# Exercise aim:
Make an exact copy of the entries, and keep any pictures out of it.

________

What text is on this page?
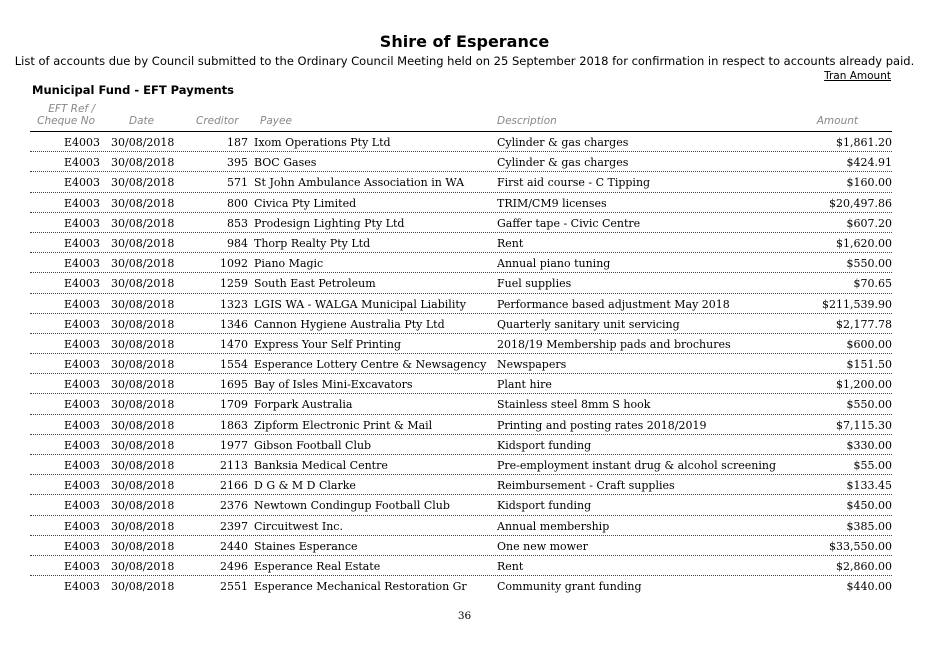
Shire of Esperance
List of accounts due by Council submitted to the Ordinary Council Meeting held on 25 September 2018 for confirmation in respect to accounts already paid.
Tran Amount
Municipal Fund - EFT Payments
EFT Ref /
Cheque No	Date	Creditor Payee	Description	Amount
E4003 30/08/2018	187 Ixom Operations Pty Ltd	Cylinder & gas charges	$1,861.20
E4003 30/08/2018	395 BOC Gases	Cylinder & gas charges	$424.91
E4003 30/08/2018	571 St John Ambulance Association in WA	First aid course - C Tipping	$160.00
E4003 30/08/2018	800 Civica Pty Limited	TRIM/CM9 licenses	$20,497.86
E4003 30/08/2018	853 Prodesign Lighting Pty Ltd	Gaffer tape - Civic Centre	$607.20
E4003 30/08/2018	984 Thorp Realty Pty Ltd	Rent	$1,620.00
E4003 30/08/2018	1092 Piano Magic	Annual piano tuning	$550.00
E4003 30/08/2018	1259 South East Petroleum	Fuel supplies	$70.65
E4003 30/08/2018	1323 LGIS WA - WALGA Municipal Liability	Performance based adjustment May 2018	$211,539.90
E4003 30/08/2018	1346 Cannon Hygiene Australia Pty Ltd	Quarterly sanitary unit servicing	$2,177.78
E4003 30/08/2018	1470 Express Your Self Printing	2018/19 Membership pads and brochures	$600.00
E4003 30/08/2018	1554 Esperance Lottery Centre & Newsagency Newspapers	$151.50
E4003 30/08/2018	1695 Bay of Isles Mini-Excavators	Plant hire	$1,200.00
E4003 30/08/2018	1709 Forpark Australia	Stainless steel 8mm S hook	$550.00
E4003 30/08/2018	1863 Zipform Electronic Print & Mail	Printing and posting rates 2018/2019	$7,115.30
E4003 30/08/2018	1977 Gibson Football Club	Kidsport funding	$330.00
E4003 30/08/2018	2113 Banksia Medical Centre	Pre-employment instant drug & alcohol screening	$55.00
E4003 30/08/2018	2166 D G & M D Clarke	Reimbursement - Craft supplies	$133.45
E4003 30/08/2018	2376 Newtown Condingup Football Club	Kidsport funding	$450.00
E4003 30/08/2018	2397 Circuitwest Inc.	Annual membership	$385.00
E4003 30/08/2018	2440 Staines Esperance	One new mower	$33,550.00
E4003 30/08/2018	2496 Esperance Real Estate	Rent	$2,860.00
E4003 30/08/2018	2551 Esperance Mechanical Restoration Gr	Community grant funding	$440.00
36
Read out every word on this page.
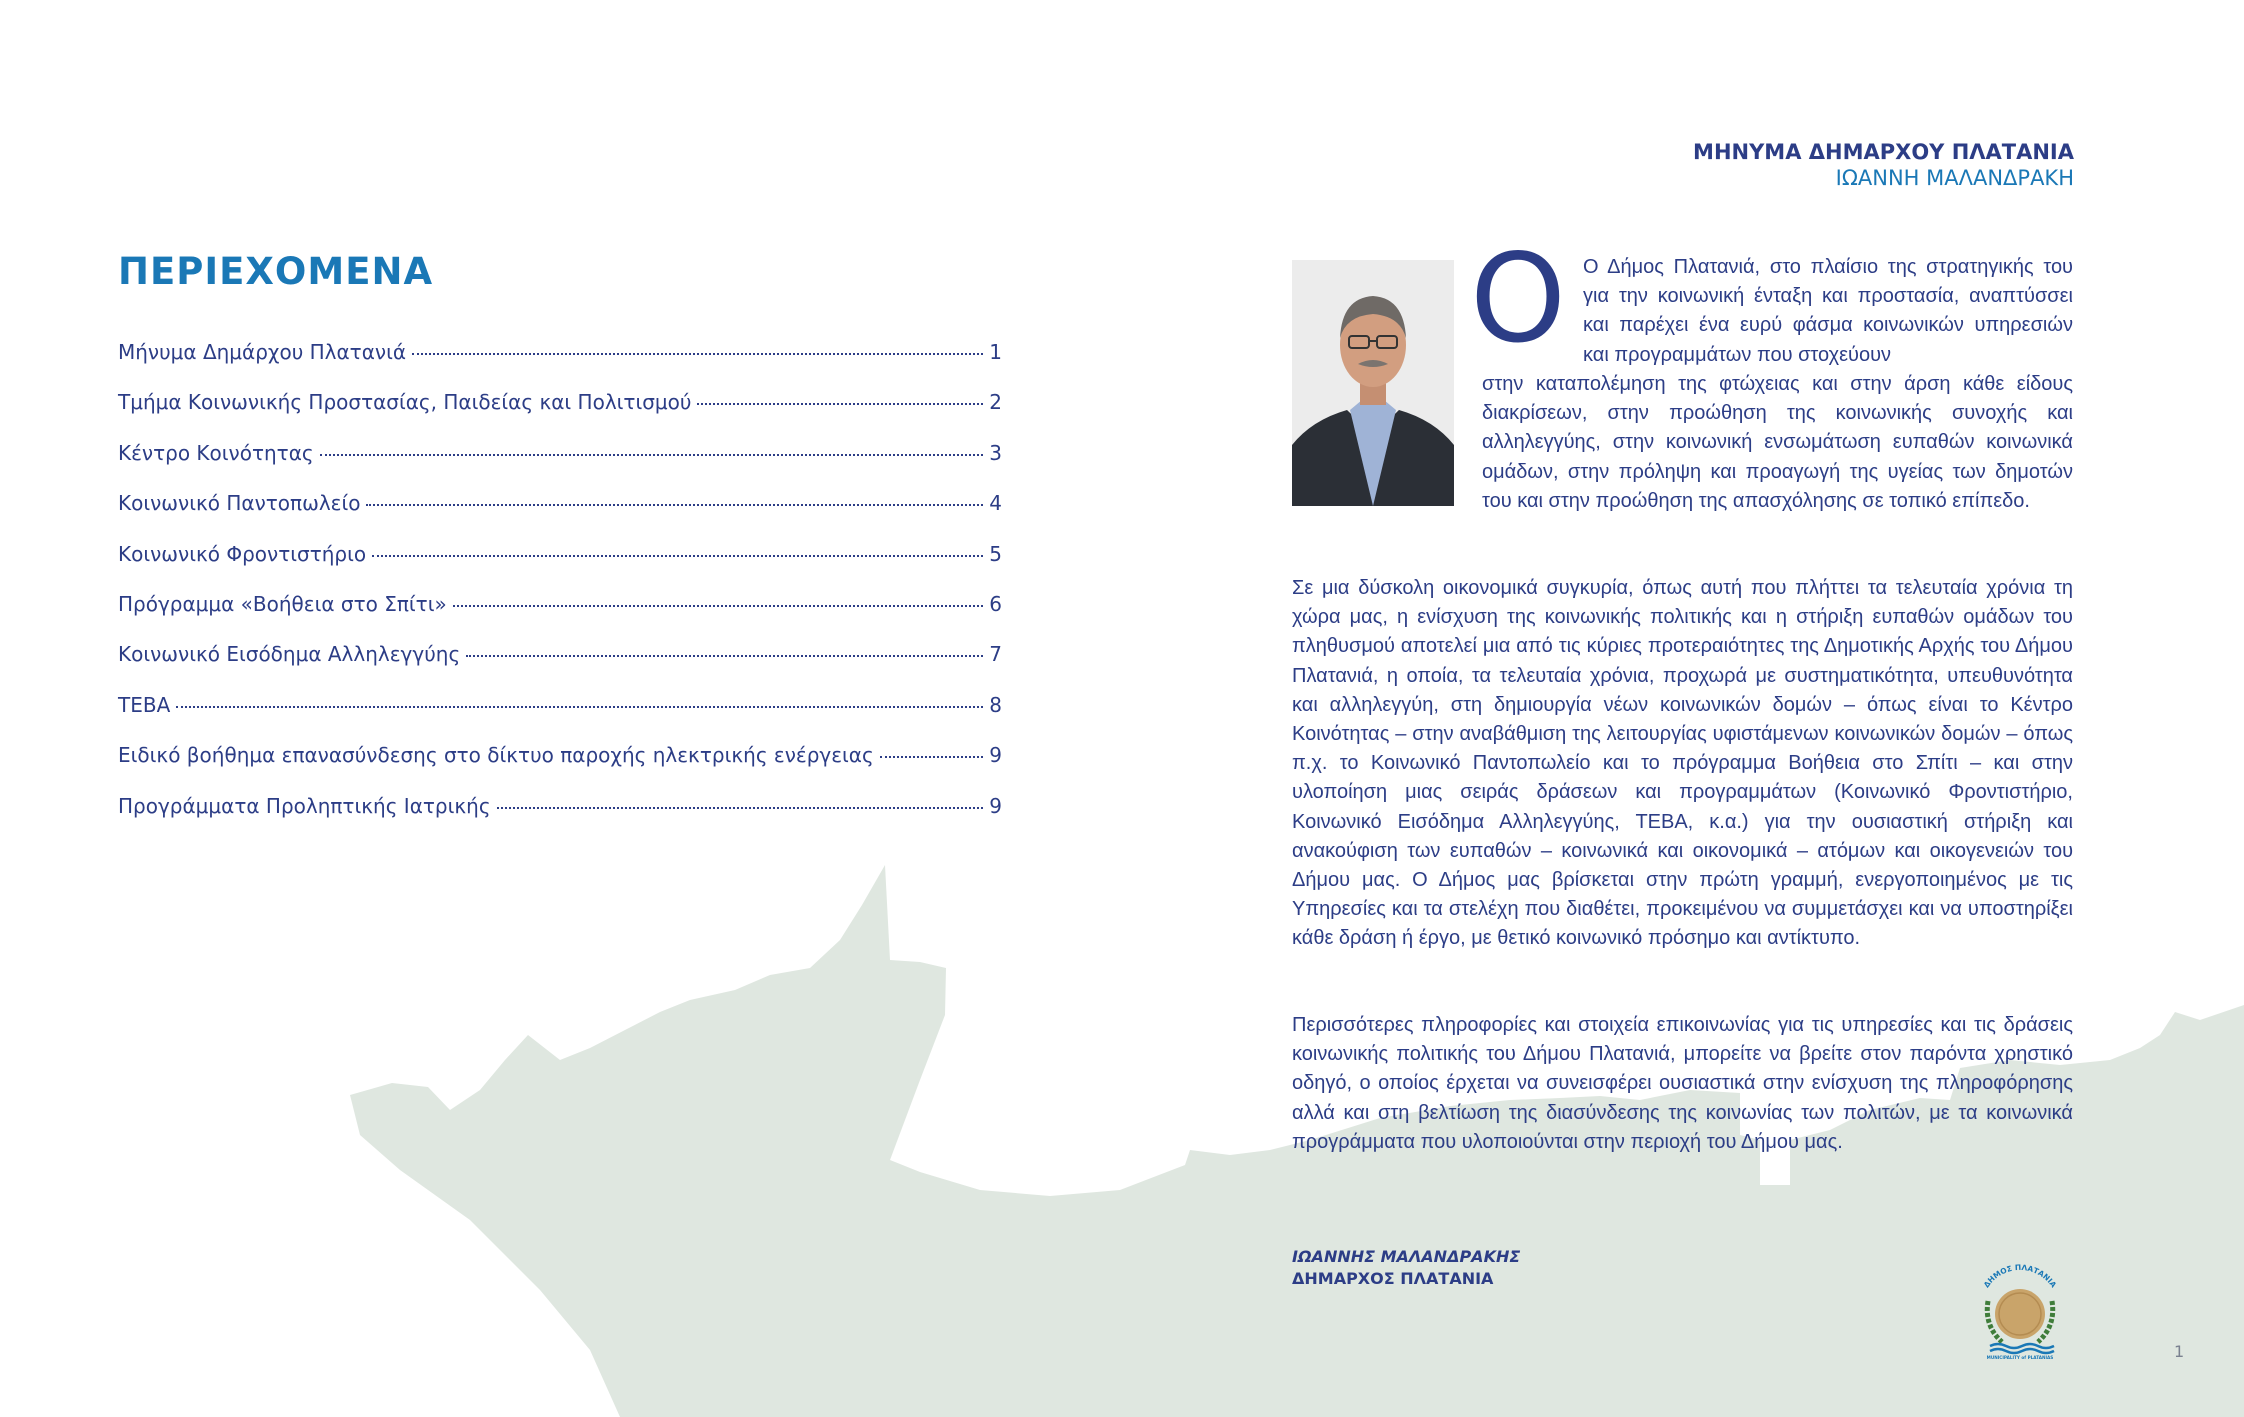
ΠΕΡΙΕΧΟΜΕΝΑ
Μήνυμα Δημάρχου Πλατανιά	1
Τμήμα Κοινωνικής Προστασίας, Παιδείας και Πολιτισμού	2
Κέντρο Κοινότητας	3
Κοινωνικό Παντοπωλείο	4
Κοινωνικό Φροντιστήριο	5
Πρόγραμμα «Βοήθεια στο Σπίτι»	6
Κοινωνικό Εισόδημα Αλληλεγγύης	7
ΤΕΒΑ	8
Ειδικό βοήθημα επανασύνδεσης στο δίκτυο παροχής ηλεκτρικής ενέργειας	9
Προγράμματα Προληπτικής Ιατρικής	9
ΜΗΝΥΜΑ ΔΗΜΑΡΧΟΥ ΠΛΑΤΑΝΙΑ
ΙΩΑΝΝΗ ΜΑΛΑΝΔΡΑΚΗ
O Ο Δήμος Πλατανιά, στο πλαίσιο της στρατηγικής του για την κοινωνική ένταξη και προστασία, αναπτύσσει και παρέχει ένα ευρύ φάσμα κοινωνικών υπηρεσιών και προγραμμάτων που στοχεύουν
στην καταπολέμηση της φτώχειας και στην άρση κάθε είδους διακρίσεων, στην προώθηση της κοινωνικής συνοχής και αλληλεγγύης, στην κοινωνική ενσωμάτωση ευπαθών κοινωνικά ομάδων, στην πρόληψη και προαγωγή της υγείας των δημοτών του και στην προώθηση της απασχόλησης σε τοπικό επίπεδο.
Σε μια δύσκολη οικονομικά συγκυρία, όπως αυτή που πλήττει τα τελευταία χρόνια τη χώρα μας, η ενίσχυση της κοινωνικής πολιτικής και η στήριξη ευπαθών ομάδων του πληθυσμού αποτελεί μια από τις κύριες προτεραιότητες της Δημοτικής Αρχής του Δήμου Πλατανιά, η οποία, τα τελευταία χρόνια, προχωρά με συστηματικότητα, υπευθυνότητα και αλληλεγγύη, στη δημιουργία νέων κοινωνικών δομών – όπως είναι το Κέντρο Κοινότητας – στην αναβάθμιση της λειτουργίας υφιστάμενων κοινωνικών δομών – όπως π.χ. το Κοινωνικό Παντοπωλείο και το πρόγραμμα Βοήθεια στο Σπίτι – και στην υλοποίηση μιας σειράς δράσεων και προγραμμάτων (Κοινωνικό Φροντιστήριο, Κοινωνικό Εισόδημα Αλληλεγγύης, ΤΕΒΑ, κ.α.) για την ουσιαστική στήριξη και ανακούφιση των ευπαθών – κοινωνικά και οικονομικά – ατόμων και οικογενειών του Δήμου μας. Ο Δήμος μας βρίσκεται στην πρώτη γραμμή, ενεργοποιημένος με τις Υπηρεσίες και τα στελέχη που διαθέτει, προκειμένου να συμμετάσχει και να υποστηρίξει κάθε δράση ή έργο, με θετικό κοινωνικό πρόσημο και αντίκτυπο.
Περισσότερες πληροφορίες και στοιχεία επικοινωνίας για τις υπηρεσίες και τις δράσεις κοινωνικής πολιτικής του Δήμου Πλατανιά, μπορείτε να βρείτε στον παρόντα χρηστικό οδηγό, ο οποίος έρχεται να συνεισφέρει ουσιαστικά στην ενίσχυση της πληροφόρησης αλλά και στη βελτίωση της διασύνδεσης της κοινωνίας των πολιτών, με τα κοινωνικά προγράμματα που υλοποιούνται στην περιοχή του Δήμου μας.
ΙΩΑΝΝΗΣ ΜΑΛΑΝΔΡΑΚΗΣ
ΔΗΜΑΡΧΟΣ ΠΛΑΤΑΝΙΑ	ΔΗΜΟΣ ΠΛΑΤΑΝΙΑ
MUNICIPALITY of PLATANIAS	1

________

# Written response:
What text is on this page?
Shire of Esperance
List of accounts due by Council submitted to the Ordinary Council Meeting held on 25 September 2018 for confirmation in respect to accounts already paid.
Tran Amount
Municipal Fund - EFT Payments
EFT Ref /
Cheque No	Date	Creditor Payee	Description	Amount
E4003 30/08/2018	187 Ixom Operations Pty Ltd	Cylinder & gas charges	$1,861.20
E4003 30/08/2018	395 BOC Gases	Cylinder & gas charges	$424.91
E4003 30/08/2018	571 St John Ambulance Association in WA	First aid course - C Tipping	$160.00
E4003 30/08/2018	800 Civica Pty Limited	TRIM/CM9 licenses	$20,497.86
E4003 30/08/2018	853 Prodesign Lighting Pty Ltd	Gaffer tape - Civic Centre	$607.20
E4003 30/08/2018	984 Thorp Realty Pty Ltd	Rent	$1,620.00
E4003 30/08/2018	1092 Piano Magic	Annual piano tuning	$550.00
E4003 30/08/2018	1259 South East Petroleum	Fuel supplies	$70.65
E4003 30/08/2018	1323 LGIS WA - WALGA Municipal Liability	Performance based adjustment May 2018	$211,539.90
E4003 30/08/2018	1346 Cannon Hygiene Australia Pty Ltd	Quarterly sanitary unit servicing	$2,177.78
E4003 30/08/2018	1470 Express Your Self Printing	2018/19 Membership pads and brochures	$600.00
E4003 30/08/2018	1554 Esperance Lottery Centre & Newsagency Newspapers	$151.50
E4003 30/08/2018	1695 Bay of Isles Mini-Excavators	Plant hire	$1,200.00
E4003 30/08/2018	1709 Forpark Australia	Stainless steel 8mm S hook	$550.00
E4003 30/08/2018	1863 Zipform Electronic Print & Mail	Printing and posting rates 2018/2019	$7,115.30
E4003 30/08/2018	1977 Gibson Football Club	Kidsport funding	$330.00
E4003 30/08/2018	2113 Banksia Medical Centre	Pre-employment instant drug & alcohol screening	$55.00
E4003 30/08/2018	2166 D G & M D Clarke	Reimbursement - Craft supplies	$133.45
E4003 30/08/2018	2376 Newtown Condingup Football Club	Kidsport funding	$450.00
E4003 30/08/2018	2397 Circuitwest Inc.	Annual membership	$385.00
E4003 30/08/2018	2440 Staines Esperance	One new mower	$33,550.00
E4003 30/08/2018	2496 Esperance Real Estate	Rent	$2,860.00
E4003 30/08/2018	2551 Esperance Mechanical Restoration Gr	Community grant funding	$440.00
36
Read out every word on this page.
ΠΕΡΙΕΧΟΜΕΝΑ
Μήνυμα Δημάρχου Πλατανιά	1
Τμήμα Κοινωνικής Προστασίας, Παιδείας και Πολιτισμού	2
Κέντρο Κοινότητας	3
Κοινωνικό Παντοπωλείο	4
Κοινωνικό Φροντιστήριο	5
Πρόγραμμα «Βοήθεια στο Σπίτι»	6
Κοινωνικό Εισόδημα Αλληλεγγύης	7
ΤΕΒΑ	8
Ειδικό βοήθημα επανασύνδεσης στο δίκτυο παροχής ηλεκτρικής ενέργειας	9
Προγράμματα Προληπτικής Ιατρικής	9
ΜΗΝΥΜΑ ΔΗΜΑΡΧΟΥ ΠΛΑΤΑΝΙΑ
ΙΩΑΝΝΗ ΜΑΛΑΝΔΡΑΚΗ
O Ο Δήμος Πλατανιά, στο πλαίσιο της στρατηγικής του για την κοινωνική ένταξη και προστασία, αναπτύσσει και παρέχει ένα ευρύ φάσμα κοινωνικών υπηρεσιών και προγραμμάτων που στοχεύουν
στην καταπολέμηση της φτώχειας και στην άρση κάθε είδους διακρίσεων, στην προώθηση της κοινωνικής συνοχής και αλληλεγγύης, στην κοινωνική ενσωμάτωση ευπαθών κοινωνικά ομάδων, στην πρόληψη και προαγωγή της υγείας των δημοτών του και στην προώθηση της απασχόλησης σε τοπικό επίπεδο.
Σε μια δύσκολη οικονομικά συγκυρία, όπως αυτή που πλήττει τα τελευταία χρόνια τη χώρα μας, η ενίσχυση της κοινωνικής πολιτικής και η στήριξη ευπαθών ομάδων του πληθυσμού αποτελεί μια από τις κύριες προτεραιότητες της Δημοτικής Αρχής του Δήμου Πλατανιά, η οποία, τα τελευταία χρόνια, προχωρά με συστηματικότητα, υπευθυνότητα και αλληλεγγύη, στη δημιουργία νέων κοινωνικών δομών – όπως είναι το Κέντρο Κοινότητας – στην αναβάθμιση της λειτουργίας υφιστάμενων κοινωνικών δομών – όπως π.χ. το Κοινωνικό Παντοπωλείο και το πρόγραμμα Βοήθεια στο Σπίτι – και στην υλοποίηση μιας σειράς δράσεων και προγραμμάτων (Κοινωνικό Φροντιστήριο, Κοινωνικό Εισόδημα Αλληλεγγύης, ΤΕΒΑ, κ.α.) για την ουσιαστική στήριξη και ανακούφιση των ευπαθών – κοινωνικά και οικονομικά – ατόμων και οικογενειών του Δήμου μας. Ο Δήμος μας βρίσκεται στην πρώτη γραμμή, ενεργοποιημένος με τις Υπηρεσίες και τα στελέχη που διαθέτει, προκειμένου να συμμετάσχει και να υποστηρίξει κάθε δράση ή έργο, με θετικό κοινωνικό πρόσημο και αντίκτυπο.
Περισσότερες πληροφορίες και στοιχεία επικοινωνίας για τις υπηρεσίες και τις δράσεις κοινωνικής πολιτικής του Δήμου Πλατανιά, μπορείτε να βρείτε στον παρόντα χρηστικό οδηγό, ο οποίος έρχεται να συνεισφέρει ουσιαστικά στην ενίσχυση της πληροφόρησης αλλά και στη βελτίωση της διασύνδεσης της κοινωνίας των πολιτών, με τα κοινωνικά προγράμματα που υλοποιούνται στην περιοχή του Δήμου μας.
ΙΩΑΝΝΗΣ ΜΑΛΑΝΔΡΑΚΗΣ
ΔΗΜΑΡΧΟΣ ΠΛΑΤΑΝΙΑ	ΔΗΜΟΣ ΠΛΑΤΑΝΙΑ
MUNICIPALITY of PLATANIAS	1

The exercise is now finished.